**To be done**
Each line holding the word "自我牺牲" counts once; give the total and nothing more.

(Extracted data entries)
________

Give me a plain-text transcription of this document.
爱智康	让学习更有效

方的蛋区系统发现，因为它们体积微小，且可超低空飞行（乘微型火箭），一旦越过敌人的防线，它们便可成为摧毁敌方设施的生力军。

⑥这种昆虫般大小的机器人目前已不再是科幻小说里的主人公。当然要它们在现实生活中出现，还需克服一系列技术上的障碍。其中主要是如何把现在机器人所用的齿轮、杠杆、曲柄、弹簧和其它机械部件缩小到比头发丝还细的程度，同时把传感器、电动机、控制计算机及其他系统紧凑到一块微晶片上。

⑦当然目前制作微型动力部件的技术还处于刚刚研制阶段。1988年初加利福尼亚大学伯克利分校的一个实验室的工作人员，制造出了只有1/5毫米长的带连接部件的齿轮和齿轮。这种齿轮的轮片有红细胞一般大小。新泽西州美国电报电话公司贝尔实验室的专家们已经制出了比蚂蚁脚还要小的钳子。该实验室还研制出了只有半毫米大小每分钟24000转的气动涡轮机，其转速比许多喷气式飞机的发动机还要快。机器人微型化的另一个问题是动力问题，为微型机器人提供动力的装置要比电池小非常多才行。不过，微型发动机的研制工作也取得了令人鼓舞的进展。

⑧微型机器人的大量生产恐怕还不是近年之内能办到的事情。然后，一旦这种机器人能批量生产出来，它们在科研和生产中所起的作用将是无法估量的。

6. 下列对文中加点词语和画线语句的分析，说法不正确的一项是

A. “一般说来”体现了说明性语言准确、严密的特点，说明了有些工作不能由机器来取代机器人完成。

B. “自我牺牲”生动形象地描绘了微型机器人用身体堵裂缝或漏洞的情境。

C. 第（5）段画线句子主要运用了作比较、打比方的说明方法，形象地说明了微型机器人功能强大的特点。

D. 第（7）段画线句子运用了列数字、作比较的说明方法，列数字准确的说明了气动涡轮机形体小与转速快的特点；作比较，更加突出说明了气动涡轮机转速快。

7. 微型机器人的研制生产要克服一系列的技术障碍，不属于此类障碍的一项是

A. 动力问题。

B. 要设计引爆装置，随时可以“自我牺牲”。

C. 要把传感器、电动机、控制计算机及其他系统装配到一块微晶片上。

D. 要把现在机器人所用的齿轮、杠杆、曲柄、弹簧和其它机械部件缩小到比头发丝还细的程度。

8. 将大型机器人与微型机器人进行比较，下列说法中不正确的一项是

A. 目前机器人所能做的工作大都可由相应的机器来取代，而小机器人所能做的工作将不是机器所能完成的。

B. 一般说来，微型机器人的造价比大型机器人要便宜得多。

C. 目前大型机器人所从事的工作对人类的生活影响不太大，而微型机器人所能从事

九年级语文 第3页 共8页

________

**Correct response**
2